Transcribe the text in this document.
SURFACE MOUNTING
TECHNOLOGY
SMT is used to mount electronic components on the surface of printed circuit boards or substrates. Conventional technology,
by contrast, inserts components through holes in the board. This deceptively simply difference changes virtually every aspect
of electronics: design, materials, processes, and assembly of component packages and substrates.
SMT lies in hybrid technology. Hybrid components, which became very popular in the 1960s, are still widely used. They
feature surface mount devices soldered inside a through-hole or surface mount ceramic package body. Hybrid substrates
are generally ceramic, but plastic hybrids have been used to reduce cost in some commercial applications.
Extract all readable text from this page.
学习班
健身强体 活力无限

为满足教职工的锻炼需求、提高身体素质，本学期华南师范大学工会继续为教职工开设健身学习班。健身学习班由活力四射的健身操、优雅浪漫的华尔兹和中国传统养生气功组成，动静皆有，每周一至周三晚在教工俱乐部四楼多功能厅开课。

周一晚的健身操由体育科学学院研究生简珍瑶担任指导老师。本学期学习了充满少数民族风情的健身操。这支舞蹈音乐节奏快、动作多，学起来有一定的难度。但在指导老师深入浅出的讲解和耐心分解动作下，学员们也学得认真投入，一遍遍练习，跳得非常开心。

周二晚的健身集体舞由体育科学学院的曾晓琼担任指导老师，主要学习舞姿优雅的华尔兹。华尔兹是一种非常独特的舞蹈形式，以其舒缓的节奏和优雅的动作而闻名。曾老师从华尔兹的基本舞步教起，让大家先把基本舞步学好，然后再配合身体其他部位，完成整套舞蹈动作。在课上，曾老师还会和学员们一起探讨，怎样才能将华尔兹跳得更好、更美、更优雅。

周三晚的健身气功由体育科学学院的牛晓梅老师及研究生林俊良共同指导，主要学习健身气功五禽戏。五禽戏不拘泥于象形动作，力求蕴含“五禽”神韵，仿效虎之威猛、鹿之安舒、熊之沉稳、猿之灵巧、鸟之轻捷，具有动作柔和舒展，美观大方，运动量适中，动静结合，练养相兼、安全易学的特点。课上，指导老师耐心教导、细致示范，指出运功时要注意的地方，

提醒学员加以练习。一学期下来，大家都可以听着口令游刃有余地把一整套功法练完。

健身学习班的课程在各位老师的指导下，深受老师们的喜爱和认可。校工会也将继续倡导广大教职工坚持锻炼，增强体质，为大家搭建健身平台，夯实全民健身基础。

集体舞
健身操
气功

> [EXERCISE AIM] Reproduce all of the records exactly.

> [TASK RESULT]
Transcribe the text in this document.
SURFACE MOUNTING
TECHNOLOGY
SMT is used to mount electronic components on the surface of printed circuit boards or substrates. Conventional technology,
by contrast, inserts components through holes in the board. This deceptively simply difference changes virtually every aspect
of electronics: design, materials, processes, and assembly of component packages and substrates.
SMT lies in hybrid technology. Hybrid components, which became very popular in the 1960s, are still widely used. They
feature surface mount devices soldered inside a through-hole or surface mount ceramic package body. Hybrid substrates
are generally ceramic, but plastic hybrids have been used to reduce cost in some commercial applications.
Extract all readable text from this page.
学习班
健身强体 活力无限

为满足教职工的锻炼需求、提高身体素质，本学期华南师范大学工会继续为教职工开设健身学习班。健身学习班由活力四射的健身操、优雅浪漫的华尔兹和中国传统养生气功组成，动静皆有，每周一至周三晚在教工俱乐部四楼多功能厅开课。

周一晚的健身操由体育科学学院研究生简珍瑶担任指导老师。本学期学习了充满少数民族风情的健身操。这支舞蹈音乐节奏快、动作多，学起来有一定的难度。但在指导老师深入浅出的讲解和耐心分解动作下，学员们也学得认真投入，一遍遍练习，跳得非常开心。

周二晚的健身集体舞由体育科学学院的曾晓琼担任指导老师，主要学习舞姿优雅的华尔兹。华尔兹是一种非常独特的舞蹈形式，以其舒缓的节奏和优雅的动作而闻名。曾老师从华尔兹的基本舞步教起，让大家先把基本舞步学好，然后再配合身体其他部位，完成整套舞蹈动作。在课上，曾老师还会和学员们一起探讨，怎样才能将华尔兹跳得更好、更美、更优雅。

周三晚的健身气功由体育科学学院的牛晓梅老师及研究生林俊良共同指导，主要学习健身气功五禽戏。五禽戏不拘泥于象形动作，力求蕴含“五禽”神韵，仿效虎之威猛、鹿之安舒、熊之沉稳、猿之灵巧、鸟之轻捷，具有动作柔和舒展，美观大方，运动量适中，动静结合，练养相兼、安全易学的特点。课上，指导老师耐心教导、细致示范，指出运功时要注意的地方，

提醒学员加以练习。一学期下来，大家都可以听着口令游刃有余地把一整套功法练完。

健身学习班的课程在各位老师的指导下，深受老师们的喜爱和认可。校工会也将继续倡导广大教职工坚持锻炼，增强体质，为大家搭建健身平台，夯实全民健身基础。

集体舞
健身操
气功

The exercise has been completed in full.